═══ RECORD EXTRACTS ═══

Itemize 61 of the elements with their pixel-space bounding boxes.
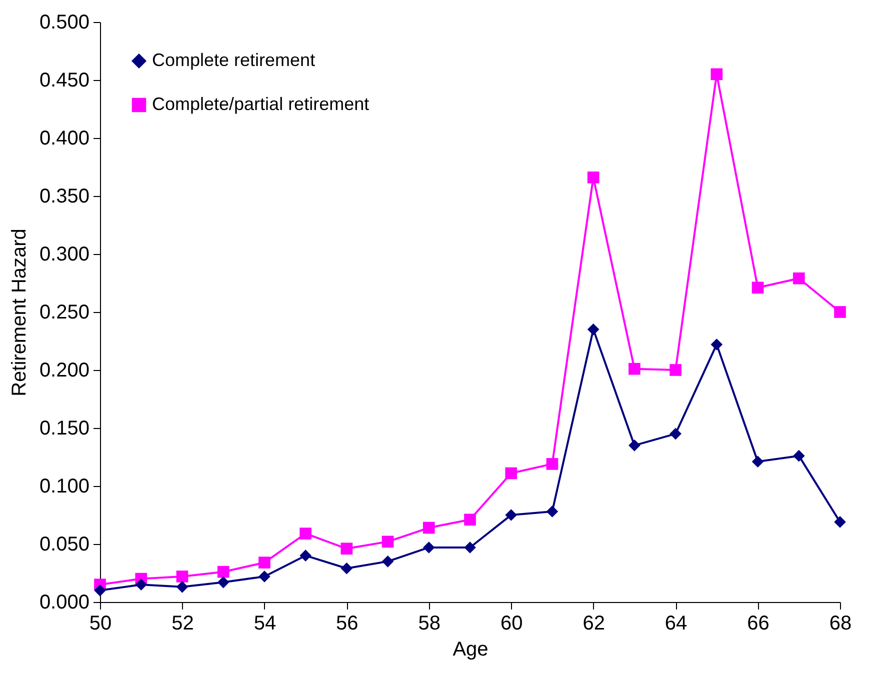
point: [792, 450, 805, 462]
y-tick-label: 0.100: [39, 476, 90, 498]
y-tick-label: 0.450: [39, 70, 90, 92]
point: [176, 581, 188, 593]
point: [382, 555, 394, 568]
y-tick-label: 0.250: [39, 302, 90, 324]
point: [710, 338, 723, 350]
point: [217, 566, 230, 578]
point: [546, 506, 558, 518]
legend-label: Complete retirement: [152, 50, 316, 70]
point: [340, 562, 353, 574]
point: [382, 536, 394, 548]
point: [135, 578, 148, 591]
point: [834, 306, 846, 318]
y-tick-label: 0.150: [39, 418, 90, 440]
point: [258, 556, 270, 568]
x-axis-title: Age: [452, 638, 488, 660]
point: [587, 172, 600, 184]
point: [94, 584, 106, 596]
point: [546, 458, 558, 470]
y-axis-title: Retirement Hazard: [8, 228, 30, 396]
x-tick-label: 56: [336, 612, 358, 634]
point: [628, 439, 640, 452]
point: [464, 514, 476, 526]
x-tick-label: 60: [500, 612, 523, 634]
point: [670, 364, 682, 376]
point: [752, 282, 764, 294]
point: [422, 542, 435, 554]
point: [422, 522, 435, 534]
point: [752, 456, 764, 468]
point: [176, 570, 188, 582]
point: [670, 428, 682, 440]
x-tick-label: 54: [254, 612, 276, 634]
legend-label: Complete/partial retirement: [152, 94, 370, 114]
y-tick-label: 0.200: [39, 360, 90, 382]
point: [792, 272, 805, 284]
x-tick-label: 58: [418, 612, 441, 634]
y-tick-label: 0.400: [39, 128, 90, 150]
x-tick-label: 52: [172, 612, 194, 634]
point: [464, 542, 476, 554]
y-tick-label: 0.000: [39, 592, 90, 614]
point: [340, 542, 353, 555]
x-tick-label: 68: [829, 612, 852, 634]
point: [710, 68, 723, 80]
point: [505, 509, 518, 521]
point: [834, 516, 846, 528]
y-tick-label: 0.350: [39, 186, 90, 208]
y-tick-label: 0.300: [39, 244, 90, 266]
x-tick-label: 66: [747, 612, 770, 634]
x-tick-label: 64: [664, 612, 688, 634]
point: [217, 576, 230, 588]
point: [628, 362, 640, 375]
x-tick-label: 50: [89, 612, 112, 634]
point: [258, 570, 270, 582]
point: [587, 323, 600, 336]
point: [505, 467, 518, 480]
y-tick-label: 0.050: [39, 534, 90, 556]
x-tick-label: 62: [582, 612, 605, 634]
y-tick-label: 0.500: [39, 12, 90, 34]
point: [300, 528, 312, 540]
point: [300, 550, 312, 562]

═══

(WHAT TO DO): Revise the records by replacing "Retirement Hazard" with "Retirement Rate", leaving every other line unchanged. Omit the pictures from your answer.

(RESULT OF THE EXERCISE):
Itemize 61 of the elements with their pixel-space bounding boxes.
point: [792, 450, 805, 462]
y-tick-label: 0.100: [39, 476, 90, 498]
y-tick-label: 0.450: [39, 70, 90, 92]
point: [176, 581, 188, 593]
point: [382, 555, 394, 568]
y-tick-label: 0.250: [39, 302, 90, 324]
point: [710, 338, 723, 350]
point: [217, 566, 230, 578]
point: [546, 506, 558, 518]
legend-label: Complete retirement: [152, 50, 316, 70]
point: [340, 562, 353, 574]
point: [382, 536, 394, 548]
point: [135, 578, 148, 591]
point: [834, 306, 846, 318]
y-tick-label: 0.150: [39, 418, 90, 440]
point: [258, 556, 270, 568]
x-axis-title: Age: [452, 638, 488, 660]
point: [587, 172, 600, 184]
point: [94, 584, 106, 596]
point: [546, 458, 558, 470]
y-axis-title: Retirement Rate: [8, 228, 30, 396]
x-tick-label: 56: [336, 612, 358, 634]
point: [628, 439, 640, 452]
point: [464, 514, 476, 526]
x-tick-label: 60: [500, 612, 523, 634]
point: [670, 364, 682, 376]
point: [752, 282, 764, 294]
point: [422, 542, 435, 554]
point: [422, 522, 435, 534]
point: [752, 456, 764, 468]
point: [176, 570, 188, 582]
point: [670, 428, 682, 440]
x-tick-label: 54: [254, 612, 276, 634]
legend-label: Complete/partial retirement: [152, 94, 370, 114]
y-tick-label: 0.200: [39, 360, 90, 382]
point: [792, 272, 805, 284]
x-tick-label: 58: [418, 612, 441, 634]
y-tick-label: 0.400: [39, 128, 90, 150]
x-tick-label: 52: [172, 612, 194, 634]
point: [464, 542, 476, 554]
y-tick-label: 0.000: [39, 592, 90, 614]
point: [340, 542, 353, 555]
x-tick-label: 68: [829, 612, 852, 634]
point: [710, 68, 723, 80]
point: [505, 509, 518, 521]
point: [834, 516, 846, 528]
y-tick-label: 0.350: [39, 186, 90, 208]
y-tick-label: 0.300: [39, 244, 90, 266]
x-tick-label: 66: [747, 612, 770, 634]
x-tick-label: 64: [664, 612, 688, 634]
point: [217, 576, 230, 588]
point: [628, 362, 640, 375]
x-tick-label: 50: [89, 612, 112, 634]
point: [258, 570, 270, 582]
point: [587, 323, 600, 336]
point: [505, 467, 518, 480]
y-tick-label: 0.050: [39, 534, 90, 556]
x-tick-label: 62: [582, 612, 605, 634]
y-tick-label: 0.500: [39, 12, 90, 34]
point: [300, 528, 312, 540]
point: [300, 550, 312, 562]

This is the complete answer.